#### Registros de origen
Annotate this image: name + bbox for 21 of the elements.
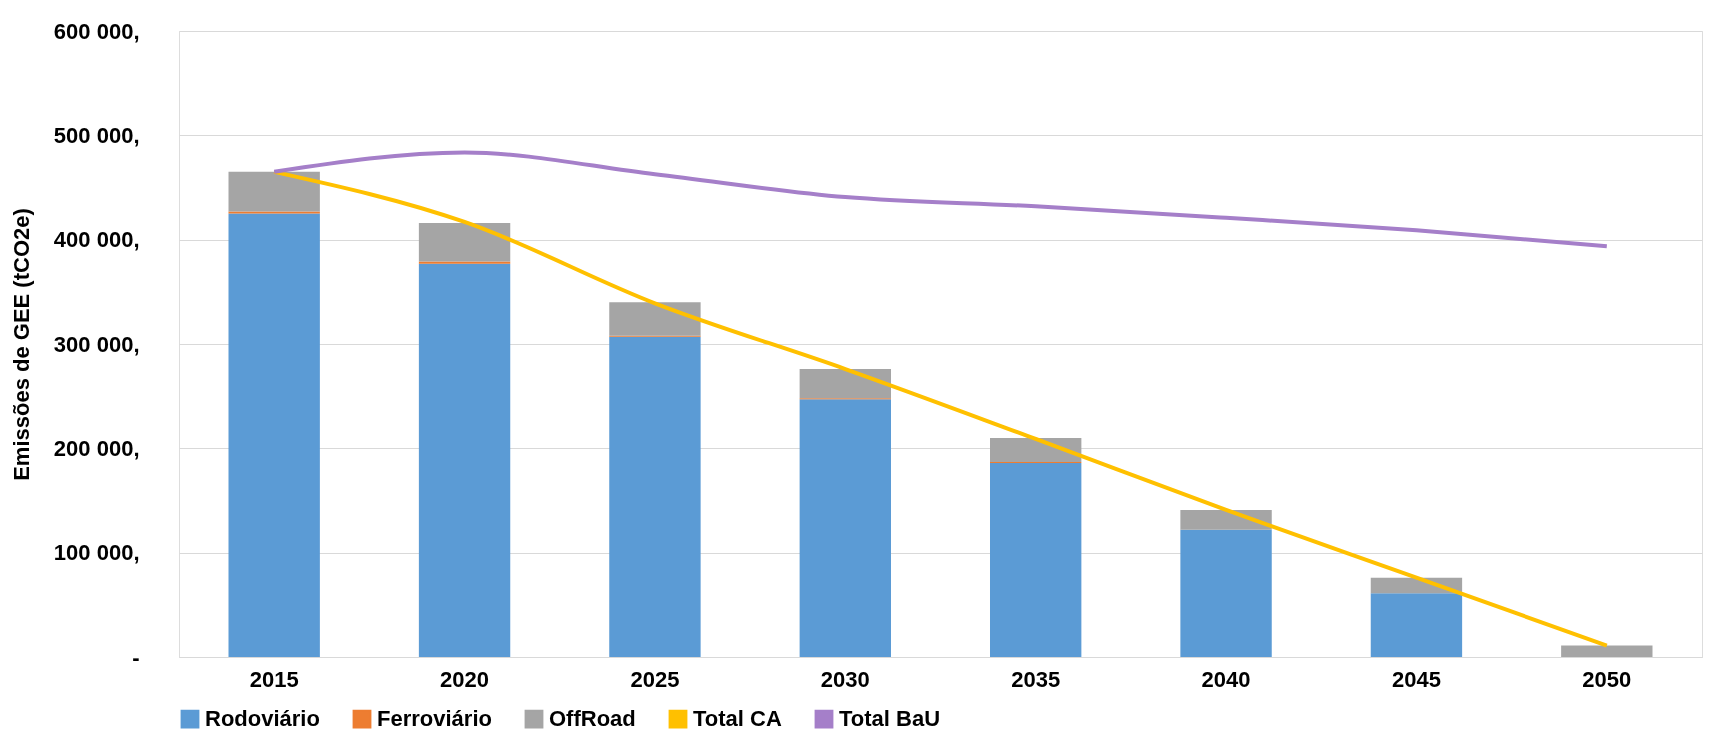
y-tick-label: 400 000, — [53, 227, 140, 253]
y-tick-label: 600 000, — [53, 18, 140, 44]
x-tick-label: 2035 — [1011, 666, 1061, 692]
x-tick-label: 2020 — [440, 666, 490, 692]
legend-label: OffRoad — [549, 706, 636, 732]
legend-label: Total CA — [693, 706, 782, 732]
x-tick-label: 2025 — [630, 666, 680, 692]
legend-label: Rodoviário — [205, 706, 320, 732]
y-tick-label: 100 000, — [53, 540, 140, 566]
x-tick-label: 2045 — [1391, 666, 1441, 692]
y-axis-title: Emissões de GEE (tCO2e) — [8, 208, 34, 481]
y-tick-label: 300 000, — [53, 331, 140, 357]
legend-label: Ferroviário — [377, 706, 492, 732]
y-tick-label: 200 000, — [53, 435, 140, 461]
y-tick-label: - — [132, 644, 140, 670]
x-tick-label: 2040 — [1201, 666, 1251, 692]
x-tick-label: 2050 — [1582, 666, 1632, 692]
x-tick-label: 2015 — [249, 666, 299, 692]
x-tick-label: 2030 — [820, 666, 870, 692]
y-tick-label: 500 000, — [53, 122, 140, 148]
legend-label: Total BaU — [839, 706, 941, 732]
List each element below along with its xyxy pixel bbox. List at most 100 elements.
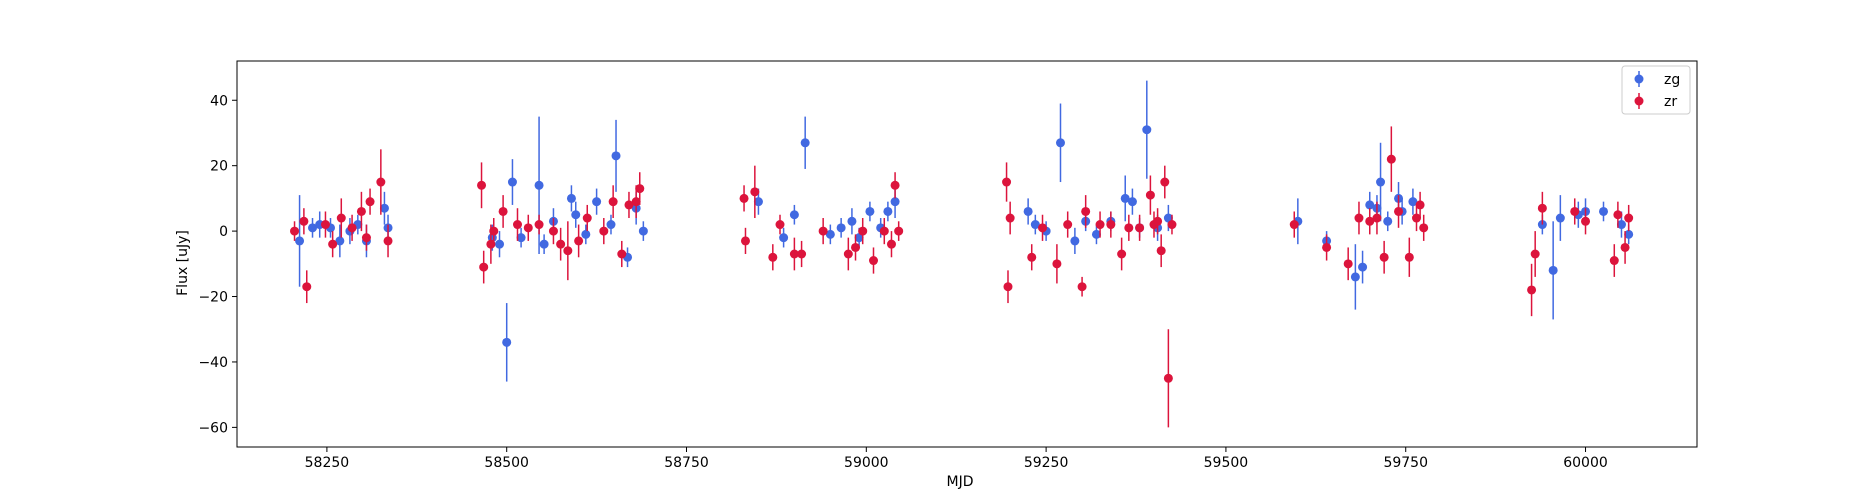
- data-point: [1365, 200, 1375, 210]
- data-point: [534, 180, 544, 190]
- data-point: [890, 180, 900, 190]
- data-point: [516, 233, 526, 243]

#### Tarea por realizar
Convierta en una lista numerada las filas que comienzan en la que contiene "y-tick-label: 400 000, — [53, 227, 140, 253]" y terminan en la que contiene "legend-label: Total BaU", ambas incluidas. Omita las líneas en blanco.

#### Solución desarrollada
1. y-tick-label: 400 000, — [53, 227, 140, 253]
2. y-tick-label: 600 000, — [53, 18, 140, 44]
3. x-tick-label: 2035 — [1011, 666, 1061, 692]
4. x-tick-label: 2020 — [440, 666, 490, 692]
5. legend-label: OffRoad — [549, 706, 636, 732]
6. legend-label: Total CA — [693, 706, 782, 732]
7. x-tick-label: 2025 — [630, 666, 680, 692]
8. legend-label: Rodoviário — [205, 706, 320, 732]
9. y-tick-label: 100 000, — [53, 540, 140, 566]
10. x-tick-label: 2045 — [1391, 666, 1441, 692]
11. y-axis-title: Emissões de GEE (tCO2e) — [8, 208, 34, 481]
12. y-tick-label: 300 000, — [53, 331, 140, 357]
13. legend-label: Ferroviário — [377, 706, 492, 732]
14. y-tick-label: 200 000, — [53, 435, 140, 461]
15. y-tick-label: - — [132, 644, 140, 670]
16. x-tick-label: 2040 — [1201, 666, 1251, 692]
17. x-tick-label: 2050 — [1582, 666, 1632, 692]
18. x-tick-label: 2015 — [249, 666, 299, 692]
19. x-tick-label: 2030 — [820, 666, 870, 692]
20. y-tick-label: 500 000, — [53, 122, 140, 148]
21. legend-label: Total BaU — [839, 706, 941, 732]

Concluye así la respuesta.